--- Start ---

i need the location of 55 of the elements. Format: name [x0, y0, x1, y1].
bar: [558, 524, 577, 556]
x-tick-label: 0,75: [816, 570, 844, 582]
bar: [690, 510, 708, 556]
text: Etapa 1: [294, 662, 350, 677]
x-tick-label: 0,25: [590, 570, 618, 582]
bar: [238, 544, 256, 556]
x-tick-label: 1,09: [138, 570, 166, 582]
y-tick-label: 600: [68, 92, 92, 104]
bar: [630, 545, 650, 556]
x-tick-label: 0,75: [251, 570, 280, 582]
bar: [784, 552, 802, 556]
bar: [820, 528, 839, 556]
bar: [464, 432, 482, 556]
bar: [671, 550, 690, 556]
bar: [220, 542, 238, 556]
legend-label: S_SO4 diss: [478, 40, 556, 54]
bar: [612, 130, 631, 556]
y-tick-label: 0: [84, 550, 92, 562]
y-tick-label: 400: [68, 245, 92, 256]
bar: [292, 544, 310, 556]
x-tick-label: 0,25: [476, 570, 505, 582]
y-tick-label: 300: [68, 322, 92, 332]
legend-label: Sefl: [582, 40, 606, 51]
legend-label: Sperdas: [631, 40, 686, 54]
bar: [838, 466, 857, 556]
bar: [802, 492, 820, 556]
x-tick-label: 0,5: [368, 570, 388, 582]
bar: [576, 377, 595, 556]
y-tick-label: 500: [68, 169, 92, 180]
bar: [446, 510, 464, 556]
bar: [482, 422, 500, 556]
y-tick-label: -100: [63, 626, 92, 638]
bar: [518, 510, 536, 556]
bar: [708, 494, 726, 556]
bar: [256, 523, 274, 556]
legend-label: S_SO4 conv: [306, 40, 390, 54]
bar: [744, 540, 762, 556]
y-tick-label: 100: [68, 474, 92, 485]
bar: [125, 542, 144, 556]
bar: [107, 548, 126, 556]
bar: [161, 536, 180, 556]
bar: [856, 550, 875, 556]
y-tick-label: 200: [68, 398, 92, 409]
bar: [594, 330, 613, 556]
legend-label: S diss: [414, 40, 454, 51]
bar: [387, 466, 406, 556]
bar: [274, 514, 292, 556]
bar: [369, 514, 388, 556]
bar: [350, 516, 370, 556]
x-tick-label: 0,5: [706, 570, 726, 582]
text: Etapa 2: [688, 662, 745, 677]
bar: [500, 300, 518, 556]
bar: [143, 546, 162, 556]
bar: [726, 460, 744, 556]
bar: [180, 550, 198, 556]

--- End ---

Lay out every line of the records above as a Markdown table with two columns, "Row" and "Line". Number the rows in order and leave out any blank lines.

> _TASK OUTPUT_:
| Row | Line |
|---|---|
| 1 | i need the location of 55 of the elements. Format: name [x0, y0, x1, y1]. |
| 2 | bar: [558, 524, 577, 556] |
| 3 | x-tick-label: 0,75: [816, 570, 844, 582] |
| 4 | bar: [690, 510, 708, 556] |
| 5 | text: Etapa 1: [294, 662, 350, 677] |
| 6 | x-tick-label: 0,25: [590, 570, 618, 582] |
| 7 | bar: [238, 544, 256, 556] |
| 8 | x-tick-label: 1,09: [138, 570, 166, 582] |
| 9 | y-tick-label: 600: [68, 92, 92, 104] |
| 10 | bar: [630, 545, 650, 556] |
| 11 | x-tick-label: 0,75: [251, 570, 280, 582] |
| 12 | bar: [784, 552, 802, 556] |
| 13 | bar: [820, 528, 839, 556] |
| 14 | bar: [464, 432, 482, 556] |
| 15 | bar: [671, 550, 690, 556] |
| 16 | bar: [220, 542, 238, 556] |
| 17 | legend-label: S_SO4 diss: [478, 40, 556, 54] |
| 18 | bar: [612, 130, 631, 556] |
| 19 | y-tick-label: 0: [84, 550, 92, 562] |
| 20 | y-tick-label: 400: [68, 245, 92, 256] |
| 21 | bar: [292, 544, 310, 556] |
| 22 | x-tick-label: 0,25: [476, 570, 505, 582] |
| 23 | y-tick-label: 300: [68, 322, 92, 332] |
| 24 | legend-label: Sefl: [582, 40, 606, 51] |
| 25 | legend-label: Sperdas: [631, 40, 686, 54] |
| 26 | bar: [838, 466, 857, 556] |
| 27 | bar: [802, 492, 820, 556] |
| 28 | x-tick-label: 0,5: [368, 570, 388, 582] |
| 29 | bar: [576, 377, 595, 556] |
| 30 | y-tick-label: 500: [68, 169, 92, 180] |
| 31 | bar: [446, 510, 464, 556] |
| 32 | bar: [482, 422, 500, 556] |
| 33 | y-tick-label: -100: [63, 626, 92, 638] |
| 34 | bar: [518, 510, 536, 556] |
| 35 | bar: [708, 494, 726, 556] |
| 36 | bar: [256, 523, 274, 556] |
| 37 | legend-label: S_SO4 conv: [306, 40, 390, 54] |
| 38 | bar: [744, 540, 762, 556] |
| 39 | y-tick-label: 100: [68, 474, 92, 485] |
| 40 | bar: [125, 542, 144, 556] |
| 41 | bar: [107, 548, 126, 556] |
| 42 | bar: [161, 536, 180, 556] |
| 43 | bar: [856, 550, 875, 556] |
| 44 | y-tick-label: 200: [68, 398, 92, 409] |
| 45 | bar: [594, 330, 613, 556] |
| 46 | legend-label: S diss: [414, 40, 454, 51] |
| 47 | bar: [387, 466, 406, 556] |
| 48 | bar: [274, 514, 292, 556] |
| 49 | bar: [369, 514, 388, 556] |
| 50 | bar: [350, 516, 370, 556] |
| 51 | x-tick-label: 0,5: [706, 570, 726, 582] |
| 52 | text: Etapa 2: [688, 662, 745, 677] |
| 53 | bar: [500, 300, 518, 556] |
| 54 | bar: [143, 546, 162, 556] |
| 55 | bar: [726, 460, 744, 556] |
| 56 | bar: [180, 550, 198, 556] |